• Provided text:
____________
At this stage my prediction features are: weather, atemp, humidity, year, month, hr_of_day, and weekday, while my target feature is count

In [21]:
# calculate the correlation matrix
corr = training.corr()

# plot the heatmap
fig, ax = plt.subplots(figsize=(15,15))
g = sns.heatmap(corr, cbar = True, square = True, annot = False, cmap="Set1",
           xticklabels = corr.columns.values,
           yticklabels = corr.columns.values, ax = ax)

plt.setp(ax.get_xticklabels(), rotation=90, fontsize = 14)
plt.setp(ax.get_yticklabels(), fontsize = 14)
plt.title('Correlation Table of features with target', fontsize = 22)

plt.show()
In [22]:
## Remove variable with near-zero correlation to count, and resolve multilinearity
training = training.drop(['season', 'holiday', 'workingday','temp', 'windspeed','day_of_week'], 1)
val = val.drop(['season', 'holiday', 'workingday','temp', 'windspeed','day_of_week'], 1)
test = test.drop(['season', 'holiday', 'workingday','temp', 'windspeed','day_of_week'], 1)
In [23]:
## Define the x and y variables
training_X = training.drop('count', 1)
training_y = training['count']
val_X = val.drop('count', 1)
____________
• Listed entries:
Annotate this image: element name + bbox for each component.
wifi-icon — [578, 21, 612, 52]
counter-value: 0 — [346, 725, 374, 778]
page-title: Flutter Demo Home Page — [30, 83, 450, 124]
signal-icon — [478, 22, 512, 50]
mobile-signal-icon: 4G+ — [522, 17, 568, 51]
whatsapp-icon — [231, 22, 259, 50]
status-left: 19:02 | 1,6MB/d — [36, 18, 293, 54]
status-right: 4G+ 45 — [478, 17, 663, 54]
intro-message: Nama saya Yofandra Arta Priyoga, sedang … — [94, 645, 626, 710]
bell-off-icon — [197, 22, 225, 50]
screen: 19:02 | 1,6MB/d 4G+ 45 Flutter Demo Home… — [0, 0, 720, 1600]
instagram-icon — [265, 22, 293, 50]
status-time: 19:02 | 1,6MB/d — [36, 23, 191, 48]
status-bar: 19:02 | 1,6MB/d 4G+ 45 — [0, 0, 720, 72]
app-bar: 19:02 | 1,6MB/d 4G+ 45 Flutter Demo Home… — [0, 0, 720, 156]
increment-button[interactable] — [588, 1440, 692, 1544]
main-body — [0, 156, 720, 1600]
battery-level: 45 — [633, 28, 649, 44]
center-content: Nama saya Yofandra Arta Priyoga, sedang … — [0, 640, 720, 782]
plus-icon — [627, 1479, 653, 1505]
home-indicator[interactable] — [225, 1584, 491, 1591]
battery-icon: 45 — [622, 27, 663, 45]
____________
• Goal 1: Reproduce the passage of the feature-correlation notebook excerpt between "plt.setp(ax.get_xticklabels(), rotation=90, fontsize" and "training_X = training.drop('count', 1)", inclusive.
• Goal 2: Continue the feature-correlation notebook excerpt from the point at which it stops.

• Task response 1:
plt.setp(ax.get_xticklabels(), rotation=90, fontsize = 14)
plt.setp(ax.get_yticklabels(), fontsize = 14)
plt.title('Correlation Table of features with target', fontsize = 22)

plt.show()
In [22]:
## Remove variable with near-zero correlation to count, and resolve multilinearity
training = training.drop(['season', 'holiday', 'workingday','temp', 'windspeed','day_of_week'], 1)
val = val.drop(['season', 'holiday', 'workingday','temp', 'windspeed','day_of_week'], 1)
test = test.drop(['season', 'holiday', 'workingday','temp', 'windspeed','day_of_week'], 1)
In [23]:
## Define the x and y variables
training_X = training.drop('count', 1)

• Task response 2:
val_y = val['count']
test_X = test.drop('count', 1)
test_y = test['count']

## merge training and val dataset as developmental dataset
dev_X = training_X.append(val_X).reset_index(drop=True)
dev_y = training_y.append(val_y).reset_index(drop=True)

Model building plan

A variety of prediction models will be built using different algorithims. Then I will pick the most ideal model based on factors such as: low root mean squared error, and its ability to generalize to new data.

For all the prediction models to be built, I will use the development dataset to train the models, and tune their hyper-parameters. When I feel the models are as good as can be, with low prediction error, and not overfit. Then I will plot learning curves to check for high bias or high variance.

Linear Regression Model

I decided to start with a simple linear regression model, however it underfit the training data. So, I moved on to more complicated algorithms.

In [24]:
## Linear Regression Model
lr = LinearRegression()
lr.fit(training_X, training_y)
pred_train = lr.predict(training_X)
RMSE_train = mean_squared_error(training_y, pred_train)**0.5
pred_val = lr.predict(val_X)
RMSE_val = mean_squared_error(val_y, pred_val)**0.5

print('RMSE on training set: %0.3g' %RMSE_train)
print('RMSE on validation set: %0.3g' %RMSE_val)
RMSE on training set: 140
RMSE on validation set: 140
In [25]:
## Learning curve for linear regression model
def learning_curve_LR():
    lr = LinearRegression()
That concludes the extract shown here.